**** ENTRIES

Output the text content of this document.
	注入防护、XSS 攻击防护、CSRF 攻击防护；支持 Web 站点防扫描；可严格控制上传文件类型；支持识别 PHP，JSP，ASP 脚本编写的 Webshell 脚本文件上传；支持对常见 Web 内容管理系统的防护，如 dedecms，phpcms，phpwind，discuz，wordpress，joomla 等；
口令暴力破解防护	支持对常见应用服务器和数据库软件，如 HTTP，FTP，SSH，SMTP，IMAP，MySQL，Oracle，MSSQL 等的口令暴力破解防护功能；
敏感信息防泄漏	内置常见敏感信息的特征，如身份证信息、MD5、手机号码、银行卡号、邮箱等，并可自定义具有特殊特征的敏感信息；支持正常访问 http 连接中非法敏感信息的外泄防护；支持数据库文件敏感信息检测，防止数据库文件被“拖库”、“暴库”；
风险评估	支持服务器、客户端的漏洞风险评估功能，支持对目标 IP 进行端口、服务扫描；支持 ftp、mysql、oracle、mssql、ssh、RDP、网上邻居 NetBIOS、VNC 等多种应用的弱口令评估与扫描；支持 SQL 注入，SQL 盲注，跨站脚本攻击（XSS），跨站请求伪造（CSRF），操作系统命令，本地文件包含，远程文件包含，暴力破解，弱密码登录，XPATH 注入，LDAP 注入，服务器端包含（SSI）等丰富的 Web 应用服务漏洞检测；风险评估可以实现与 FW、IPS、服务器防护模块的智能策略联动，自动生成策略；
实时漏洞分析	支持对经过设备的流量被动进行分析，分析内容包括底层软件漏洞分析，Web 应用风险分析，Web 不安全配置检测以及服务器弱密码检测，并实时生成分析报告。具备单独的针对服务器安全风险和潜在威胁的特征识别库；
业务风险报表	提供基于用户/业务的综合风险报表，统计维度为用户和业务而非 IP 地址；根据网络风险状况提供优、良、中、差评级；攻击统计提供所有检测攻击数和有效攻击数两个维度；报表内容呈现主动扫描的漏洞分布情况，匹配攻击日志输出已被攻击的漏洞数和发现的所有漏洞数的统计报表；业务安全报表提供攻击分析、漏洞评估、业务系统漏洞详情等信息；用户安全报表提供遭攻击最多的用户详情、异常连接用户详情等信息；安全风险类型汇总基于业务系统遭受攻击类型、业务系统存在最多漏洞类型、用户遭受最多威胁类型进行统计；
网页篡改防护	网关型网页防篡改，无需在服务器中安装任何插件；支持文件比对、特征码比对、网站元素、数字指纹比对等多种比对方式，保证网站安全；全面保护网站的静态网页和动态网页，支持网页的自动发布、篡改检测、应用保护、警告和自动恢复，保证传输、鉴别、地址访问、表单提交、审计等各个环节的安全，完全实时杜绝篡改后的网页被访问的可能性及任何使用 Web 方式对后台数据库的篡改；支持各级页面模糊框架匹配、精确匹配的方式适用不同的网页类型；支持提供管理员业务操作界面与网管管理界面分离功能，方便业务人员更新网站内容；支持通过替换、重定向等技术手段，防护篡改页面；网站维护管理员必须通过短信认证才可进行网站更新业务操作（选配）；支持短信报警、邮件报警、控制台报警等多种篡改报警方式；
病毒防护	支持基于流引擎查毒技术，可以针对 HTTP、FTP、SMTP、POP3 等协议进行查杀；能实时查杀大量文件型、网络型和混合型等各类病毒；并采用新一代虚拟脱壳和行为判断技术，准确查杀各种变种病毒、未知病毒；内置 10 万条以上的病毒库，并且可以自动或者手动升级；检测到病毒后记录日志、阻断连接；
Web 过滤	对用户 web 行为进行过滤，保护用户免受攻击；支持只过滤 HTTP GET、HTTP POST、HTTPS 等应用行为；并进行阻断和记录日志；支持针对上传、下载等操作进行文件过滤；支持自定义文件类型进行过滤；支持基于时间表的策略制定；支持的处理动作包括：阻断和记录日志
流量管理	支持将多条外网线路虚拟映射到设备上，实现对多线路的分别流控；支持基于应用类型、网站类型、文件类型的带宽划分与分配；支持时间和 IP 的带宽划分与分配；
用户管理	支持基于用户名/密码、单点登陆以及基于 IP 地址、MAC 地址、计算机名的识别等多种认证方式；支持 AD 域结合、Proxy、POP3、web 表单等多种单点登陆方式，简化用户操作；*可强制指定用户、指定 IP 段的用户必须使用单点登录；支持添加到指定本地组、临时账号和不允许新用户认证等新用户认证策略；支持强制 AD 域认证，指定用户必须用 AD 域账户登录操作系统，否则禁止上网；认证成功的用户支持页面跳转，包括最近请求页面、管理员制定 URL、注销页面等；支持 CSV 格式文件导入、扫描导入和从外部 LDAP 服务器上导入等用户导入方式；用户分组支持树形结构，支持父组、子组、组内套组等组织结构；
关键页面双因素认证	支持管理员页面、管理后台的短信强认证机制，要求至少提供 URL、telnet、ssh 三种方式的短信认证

********

# [DIRECTION]
Pick out and copy the lines of the entries that hold the string "LDAP".

# [THE OUTPUT]
风险评估	支持服务器、客户端的漏洞风险评估功能，支持对目标 IP 进行端口、服务扫描；支持 ftp、mysql、oracle、mssql、ssh、RDP、网上邻居 NetBIOS、VNC 等多种应用的弱口令评估与扫描；支持 SQL 注入，SQL 盲注，跨站脚本攻击（XSS），跨站请求伪造（CSRF），操作系统命令，本地文件包含，远程文件包含，暴力破解，弱密码登录，XPATH 注入，LDAP 注入，服务器端包含（SSI）等丰富的 Web 应用服务漏洞检测；风险评估可以实现与 FW、IPS、服务器防护模块的智能策略联动，自动生成策略；
用户管理	支持基于用户名/密码、单点登陆以及基于 IP 地址、MAC 地址、计算机名的识别等多种认证方式；支持 AD 域结合、Proxy、POP3、web 表单等多种单点登陆方式，简化用户操作；*可强制指定用户、指定 IP 段的用户必须使用单点登录；支持添加到指定本地组、临时账号和不允许新用户认证等新用户认证策略；支持强制 AD 域认证，指定用户必须用 AD 域账户登录操作系统，否则禁止上网；认证成功的用户支持页面跳转，包括最近请求页面、管理员制定 URL、注销页面等；支持 CSV 格式文件导入、扫描导入和从外部 LDAP 服务器上导入等用户导入方式；用户分组支持树形结构，支持父组、子组、组内套组等组织结构；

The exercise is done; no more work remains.